■ **Task instructions**
Type out the records that follow, exactly as given.
═════ Supplied data
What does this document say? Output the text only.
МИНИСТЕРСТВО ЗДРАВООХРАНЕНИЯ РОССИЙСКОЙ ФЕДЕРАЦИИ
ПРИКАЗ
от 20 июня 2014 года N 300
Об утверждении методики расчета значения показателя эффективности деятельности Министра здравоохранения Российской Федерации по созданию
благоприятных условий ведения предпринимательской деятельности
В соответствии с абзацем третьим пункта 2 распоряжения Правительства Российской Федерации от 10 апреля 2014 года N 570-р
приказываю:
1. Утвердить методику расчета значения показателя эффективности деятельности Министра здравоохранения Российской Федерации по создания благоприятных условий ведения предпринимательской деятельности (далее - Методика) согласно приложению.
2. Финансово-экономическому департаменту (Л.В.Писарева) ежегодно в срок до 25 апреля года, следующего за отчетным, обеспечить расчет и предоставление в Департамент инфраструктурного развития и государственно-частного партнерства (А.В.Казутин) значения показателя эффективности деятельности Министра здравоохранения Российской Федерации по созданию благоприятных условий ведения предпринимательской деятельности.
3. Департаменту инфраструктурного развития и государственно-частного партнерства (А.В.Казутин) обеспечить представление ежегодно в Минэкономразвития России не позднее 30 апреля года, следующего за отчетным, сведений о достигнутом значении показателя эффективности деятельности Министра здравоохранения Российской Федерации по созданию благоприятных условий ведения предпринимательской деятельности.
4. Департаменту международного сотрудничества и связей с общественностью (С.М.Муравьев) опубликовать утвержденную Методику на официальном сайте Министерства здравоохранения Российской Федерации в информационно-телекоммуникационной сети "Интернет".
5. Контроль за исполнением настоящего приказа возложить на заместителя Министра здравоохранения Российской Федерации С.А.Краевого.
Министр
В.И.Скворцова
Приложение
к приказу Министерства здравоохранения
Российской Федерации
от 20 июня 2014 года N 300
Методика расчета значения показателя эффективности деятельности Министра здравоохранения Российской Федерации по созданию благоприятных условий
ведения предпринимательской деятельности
══════════
■ **Written solution**
What does this document say? Output the text only.
МИНИСТЕРСТВО ЗДРАВООХРАНЕНИЯ РОССИЙСКОЙ ФЕДЕРАЦИИ
ПРИКАЗ
от 20 июня 2014 года N 300
Об утверждении методики расчета значения показателя эффективности деятельности Министра здравоохранения Российской Федерации по созданию
благоприятных условий ведения предпринимательской деятельности
В соответствии с абзацем третьим пункта 2 распоряжения Правительства Российской Федерации от 10 апреля 2014 года N 570-р
приказываю:
1. Утвердить методику расчета значения показателя эффективности деятельности Министра здравоохранения Российской Федерации по создания благоприятных условий ведения предпринимательской деятельности (далее - Методика) согласно приложению.
2. Финансово-экономическому департаменту (Л.В.Писарева) ежегодно в срок до 25 апреля года, следующего за отчетным, обеспечить расчет и предоставление в Департамент инфраструктурного развития и государственно-частного партнерства (А.В.Казутин) значения показателя эффективности деятельности Министра здравоохранения Российской Федерации по созданию благоприятных условий ведения предпринимательской деятельности.
3. Департаменту инфраструктурного развития и государственно-частного партнерства (А.В.Казутин) обеспечить представление ежегодно в Минэкономразвития России не позднее 30 апреля года, следующего за отчетным, сведений о достигнутом значении показателя эффективности деятельности Министра здравоохранения Российской Федерации по созданию благоприятных условий ведения предпринимательской деятельности.
4. Департаменту международного сотрудничества и связей с общественностью (С.М.Муравьев) опубликовать утвержденную Методику на официальном сайте Министерства здравоохранения Российской Федерации в информационно-телекоммуникационной сети "Интернет".
5. Контроль за исполнением настоящего приказа возложить на заместителя Министра здравоохранения Российской Федерации С.А.Краевого.
Министр
В.И.Скворцова
Приложение
к приказу Министерства здравоохранения
Российской Федерации
от 20 июня 2014 года N 300
Методика расчета значения показателя эффективности деятельности Министра здравоохранения Российской Федерации по созданию благоприятных условий
ведения предпринимательской деятельности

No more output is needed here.